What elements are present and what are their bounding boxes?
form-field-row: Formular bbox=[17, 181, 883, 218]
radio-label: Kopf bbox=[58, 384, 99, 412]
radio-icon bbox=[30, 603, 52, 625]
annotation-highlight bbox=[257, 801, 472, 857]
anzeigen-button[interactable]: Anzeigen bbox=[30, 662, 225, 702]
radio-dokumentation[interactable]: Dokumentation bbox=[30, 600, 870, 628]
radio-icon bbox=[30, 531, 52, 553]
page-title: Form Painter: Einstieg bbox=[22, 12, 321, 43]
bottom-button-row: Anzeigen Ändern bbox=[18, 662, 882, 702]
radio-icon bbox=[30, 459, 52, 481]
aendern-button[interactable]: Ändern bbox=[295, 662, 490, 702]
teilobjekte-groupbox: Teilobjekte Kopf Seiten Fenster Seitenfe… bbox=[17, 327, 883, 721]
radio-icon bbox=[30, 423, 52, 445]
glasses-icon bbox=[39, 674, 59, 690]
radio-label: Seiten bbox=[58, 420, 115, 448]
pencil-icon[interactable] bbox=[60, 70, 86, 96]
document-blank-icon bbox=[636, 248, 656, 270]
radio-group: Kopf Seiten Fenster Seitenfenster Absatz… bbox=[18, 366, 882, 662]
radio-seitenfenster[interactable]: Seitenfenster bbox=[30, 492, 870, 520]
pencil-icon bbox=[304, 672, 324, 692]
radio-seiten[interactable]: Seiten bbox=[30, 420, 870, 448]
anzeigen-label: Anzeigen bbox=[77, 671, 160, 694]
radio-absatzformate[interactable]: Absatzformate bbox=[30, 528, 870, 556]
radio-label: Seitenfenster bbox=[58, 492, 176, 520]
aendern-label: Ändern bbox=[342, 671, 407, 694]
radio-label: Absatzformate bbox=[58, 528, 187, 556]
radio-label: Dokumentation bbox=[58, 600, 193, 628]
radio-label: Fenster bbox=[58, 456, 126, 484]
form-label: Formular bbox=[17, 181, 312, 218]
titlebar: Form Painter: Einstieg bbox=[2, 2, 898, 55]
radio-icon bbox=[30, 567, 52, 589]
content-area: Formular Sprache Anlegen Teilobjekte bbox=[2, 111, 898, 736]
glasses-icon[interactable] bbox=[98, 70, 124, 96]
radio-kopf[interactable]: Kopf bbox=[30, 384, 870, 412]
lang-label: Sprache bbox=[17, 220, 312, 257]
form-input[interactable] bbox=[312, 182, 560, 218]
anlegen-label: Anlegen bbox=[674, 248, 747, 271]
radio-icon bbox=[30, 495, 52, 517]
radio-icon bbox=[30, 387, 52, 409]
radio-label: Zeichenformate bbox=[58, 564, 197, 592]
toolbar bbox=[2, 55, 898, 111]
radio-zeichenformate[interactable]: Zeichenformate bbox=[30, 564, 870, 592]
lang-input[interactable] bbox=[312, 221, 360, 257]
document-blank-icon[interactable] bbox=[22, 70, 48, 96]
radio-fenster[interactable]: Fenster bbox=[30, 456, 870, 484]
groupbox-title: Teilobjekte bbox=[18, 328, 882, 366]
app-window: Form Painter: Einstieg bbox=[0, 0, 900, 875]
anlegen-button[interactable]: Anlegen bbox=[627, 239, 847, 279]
———
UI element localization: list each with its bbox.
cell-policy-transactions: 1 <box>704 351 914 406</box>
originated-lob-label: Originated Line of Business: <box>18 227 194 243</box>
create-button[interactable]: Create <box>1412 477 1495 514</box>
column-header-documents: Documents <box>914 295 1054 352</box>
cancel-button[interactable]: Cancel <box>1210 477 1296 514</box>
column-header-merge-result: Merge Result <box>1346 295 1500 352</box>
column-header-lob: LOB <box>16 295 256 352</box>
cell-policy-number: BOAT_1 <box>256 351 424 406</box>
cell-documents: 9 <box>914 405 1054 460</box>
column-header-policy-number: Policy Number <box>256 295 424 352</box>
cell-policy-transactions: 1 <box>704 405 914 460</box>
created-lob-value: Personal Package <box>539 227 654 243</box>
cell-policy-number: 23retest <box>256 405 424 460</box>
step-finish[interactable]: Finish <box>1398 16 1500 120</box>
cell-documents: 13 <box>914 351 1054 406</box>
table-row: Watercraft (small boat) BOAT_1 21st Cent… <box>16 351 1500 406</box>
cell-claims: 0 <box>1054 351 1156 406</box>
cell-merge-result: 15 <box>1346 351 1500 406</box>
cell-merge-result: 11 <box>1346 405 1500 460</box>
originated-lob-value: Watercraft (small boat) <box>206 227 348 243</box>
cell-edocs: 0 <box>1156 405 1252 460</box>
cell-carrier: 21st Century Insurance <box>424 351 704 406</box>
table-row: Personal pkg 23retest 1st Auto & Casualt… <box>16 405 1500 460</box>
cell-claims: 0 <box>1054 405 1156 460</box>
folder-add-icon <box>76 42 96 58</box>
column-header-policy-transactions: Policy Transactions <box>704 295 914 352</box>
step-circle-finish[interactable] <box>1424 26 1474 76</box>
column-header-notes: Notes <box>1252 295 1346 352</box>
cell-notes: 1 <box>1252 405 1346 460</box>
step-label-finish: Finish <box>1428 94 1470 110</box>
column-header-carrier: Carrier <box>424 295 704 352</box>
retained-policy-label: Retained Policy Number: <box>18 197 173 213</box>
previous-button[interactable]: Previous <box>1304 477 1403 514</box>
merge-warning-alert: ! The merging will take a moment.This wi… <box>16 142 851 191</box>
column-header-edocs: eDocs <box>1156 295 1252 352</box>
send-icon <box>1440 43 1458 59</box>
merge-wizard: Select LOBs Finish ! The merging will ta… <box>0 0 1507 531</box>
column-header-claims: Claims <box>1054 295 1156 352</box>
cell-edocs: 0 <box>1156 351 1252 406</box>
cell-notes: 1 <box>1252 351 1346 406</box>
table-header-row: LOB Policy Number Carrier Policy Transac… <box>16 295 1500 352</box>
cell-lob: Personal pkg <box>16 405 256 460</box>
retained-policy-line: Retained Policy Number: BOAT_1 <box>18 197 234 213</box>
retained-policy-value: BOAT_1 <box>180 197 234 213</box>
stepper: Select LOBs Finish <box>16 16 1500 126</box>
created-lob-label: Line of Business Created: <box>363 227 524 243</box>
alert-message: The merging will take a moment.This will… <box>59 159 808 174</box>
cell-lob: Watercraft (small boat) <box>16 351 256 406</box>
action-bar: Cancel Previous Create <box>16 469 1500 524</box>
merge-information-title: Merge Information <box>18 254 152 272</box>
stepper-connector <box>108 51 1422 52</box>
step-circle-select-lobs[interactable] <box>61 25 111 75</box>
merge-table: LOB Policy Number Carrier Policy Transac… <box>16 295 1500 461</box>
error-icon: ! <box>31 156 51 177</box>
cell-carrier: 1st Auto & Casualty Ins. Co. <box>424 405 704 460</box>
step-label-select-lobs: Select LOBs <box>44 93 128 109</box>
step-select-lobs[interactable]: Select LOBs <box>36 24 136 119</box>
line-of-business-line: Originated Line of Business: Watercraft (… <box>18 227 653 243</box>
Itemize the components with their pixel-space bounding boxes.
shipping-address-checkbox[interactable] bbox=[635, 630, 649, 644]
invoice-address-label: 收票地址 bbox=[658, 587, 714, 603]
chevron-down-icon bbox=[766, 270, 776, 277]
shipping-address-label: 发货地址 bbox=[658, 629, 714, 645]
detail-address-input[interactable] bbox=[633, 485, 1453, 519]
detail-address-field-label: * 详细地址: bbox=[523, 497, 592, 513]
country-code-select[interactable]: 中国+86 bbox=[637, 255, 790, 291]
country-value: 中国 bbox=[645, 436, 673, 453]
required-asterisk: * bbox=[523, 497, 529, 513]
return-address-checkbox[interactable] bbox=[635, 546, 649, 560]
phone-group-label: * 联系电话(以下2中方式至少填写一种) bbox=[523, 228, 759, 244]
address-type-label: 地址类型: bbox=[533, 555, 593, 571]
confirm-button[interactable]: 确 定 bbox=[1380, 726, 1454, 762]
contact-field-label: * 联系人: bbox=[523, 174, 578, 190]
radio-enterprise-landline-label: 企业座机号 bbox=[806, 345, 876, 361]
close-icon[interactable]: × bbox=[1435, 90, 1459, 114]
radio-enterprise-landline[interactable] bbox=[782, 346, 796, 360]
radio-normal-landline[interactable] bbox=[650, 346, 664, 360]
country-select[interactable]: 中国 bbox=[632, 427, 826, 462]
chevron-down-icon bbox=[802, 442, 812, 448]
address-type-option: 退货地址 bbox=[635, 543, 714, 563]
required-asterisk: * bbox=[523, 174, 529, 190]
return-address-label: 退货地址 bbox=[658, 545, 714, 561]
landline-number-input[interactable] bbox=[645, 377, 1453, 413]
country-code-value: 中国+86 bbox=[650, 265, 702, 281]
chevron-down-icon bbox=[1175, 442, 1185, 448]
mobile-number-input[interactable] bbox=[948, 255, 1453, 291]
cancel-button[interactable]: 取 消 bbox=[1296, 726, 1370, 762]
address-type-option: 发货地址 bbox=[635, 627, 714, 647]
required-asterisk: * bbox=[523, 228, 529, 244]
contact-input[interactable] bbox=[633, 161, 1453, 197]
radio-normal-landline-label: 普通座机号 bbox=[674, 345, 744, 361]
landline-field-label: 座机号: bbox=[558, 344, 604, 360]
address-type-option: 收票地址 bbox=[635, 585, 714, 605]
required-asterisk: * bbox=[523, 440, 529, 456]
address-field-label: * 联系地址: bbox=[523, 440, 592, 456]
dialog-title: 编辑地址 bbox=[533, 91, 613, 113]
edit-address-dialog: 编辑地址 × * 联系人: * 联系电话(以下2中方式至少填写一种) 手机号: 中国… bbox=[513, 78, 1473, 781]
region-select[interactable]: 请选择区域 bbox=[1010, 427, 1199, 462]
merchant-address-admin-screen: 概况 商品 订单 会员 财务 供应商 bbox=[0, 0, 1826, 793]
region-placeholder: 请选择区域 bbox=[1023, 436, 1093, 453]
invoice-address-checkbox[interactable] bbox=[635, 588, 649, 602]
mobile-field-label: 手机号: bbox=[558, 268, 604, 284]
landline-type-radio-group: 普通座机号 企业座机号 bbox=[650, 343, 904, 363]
———
> **Directive**: Transcribe the records above word for word, starting at the line that contains "What elements are" and ending at the line that contains "aendern-button[interactable]: Ändern bbox=[295, 662, 490, 702]", with both of those lines included.

> **Solution for this problem**:
What elements are present and what are their bounding boxes?
form-field-row: Formular bbox=[17, 181, 883, 218]
radio-label: Kopf bbox=[58, 384, 99, 412]
radio-icon bbox=[30, 603, 52, 625]
annotation-highlight bbox=[257, 801, 472, 857]
anzeigen-button[interactable]: Anzeigen bbox=[30, 662, 225, 702]
radio-dokumentation[interactable]: Dokumentation bbox=[30, 600, 870, 628]
radio-icon bbox=[30, 531, 52, 553]
page-title: Form Painter: Einstieg bbox=[22, 12, 321, 43]
bottom-button-row: Anzeigen Ändern bbox=[18, 662, 882, 702]
radio-icon bbox=[30, 459, 52, 481]
aendern-button[interactable]: Ändern bbox=[295, 662, 490, 702]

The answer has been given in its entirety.